Find how many lines of the listing below include the word "Chałupy", then report the number by itself.

• • • • • • •

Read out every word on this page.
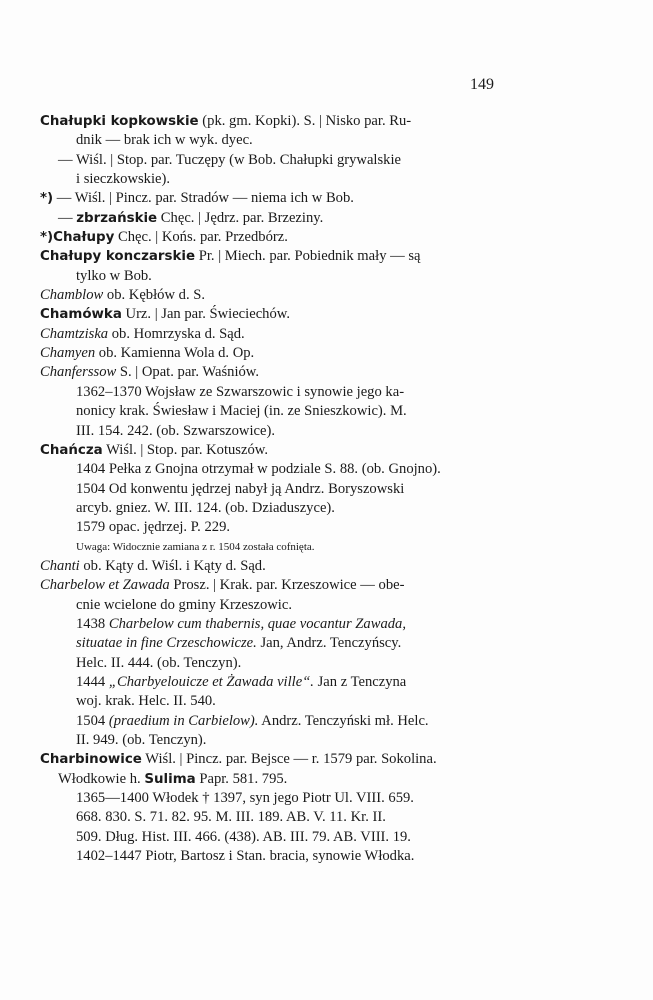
149
Chałupki kopkowskie (pk. gm. Kopki). S. | Nisko par. Ru-
dnik — brak ich w wyk. dyec.
— Wiśl. | Stop. par. Tuczępy (w Bob. Chałupki grywalskie
i sieczkowskie).
*) — Wiśl. | Pincz. par. Stradów — niema ich w Bob.
— zbrzańskie Chęc. | Jędrz. par. Brzeziny.
*)Chałupy Chęc. | Końs. par. Przedbórz.
Chałupy konczarskie Pr. | Miech. par. Pobiednik mały — są
tylko w Bob.
Chamblow ob. Kębłów d. S.
Chamówka Urz. | Jan par. Świeciechów.
Chamtziska ob. Homrzyska d. Sąd.
Chamyen ob. Kamienna Wola d. Op.
Chanferssow S. | Opat. par. Waśniów.
1362–1370 Wojsław ze Szwarszowic i synowie jego ka-
nonicy krak. Świesław i Maciej (in. ze Snieszkowic). M.
III. 154. 242. (ob. Szwarszowice).
Chańcza Wiśl. | Stop. par. Kotuszów.
1404 Pełka z Gnojna otrzymał w podziale S. 88. (ob. Gnojno).
1504 Od konwentu jędrzej nabył ją Andrz. Boryszowski
arcyb. gniez. W. III. 124. (ob. Dziaduszyce).
1579 opac. jędrzej. P. 229.
Uwaga: Widocznie zamiana z r. 1504 została cofnięta.
Chanti ob. Kąty d. Wiśl. i Kąty d. Sąd.
Charbelow et Zawada Prosz. | Krak. par. Krzeszowice — obe-
cnie wcielone do gminy Krzeszowic.
1438 Charbelow cum thabernis, quae vocantur Zawada,
situatae in fine Crzeschowicze. Jan, Andrz. Tenczyńscy.
Helc. II. 444. (ob. Tenczyn).
1444 „Charbyelouicze et Żawada ville“. Jan z Tenczyna
woj. krak. Helc. II. 540.
1504 (praedium in Carbielow). Andrz. Tenczyński mł. Helc.
II. 949. (ob. Tenczyn).
Charbinowice Wiśl. | Pincz. par. Bejsce — r. 1579 par. Sokolina.
Włodkowie h. Sulima Papr. 581. 795.
1365—1400 Włodek † 1397, syn jego Piotr Ul. VIII. 659.
668. 830. S. 71. 82. 95. M. III. 189. AB. V. 11. Kr. II.
509. Dług. Hist. III. 466. (438). AB. III. 79. AB. VIII. 19.
1402–1447 Piotr, Bartosz i Stan. bracia, synowie Włodka.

• • • • • • •

ANSWER: 2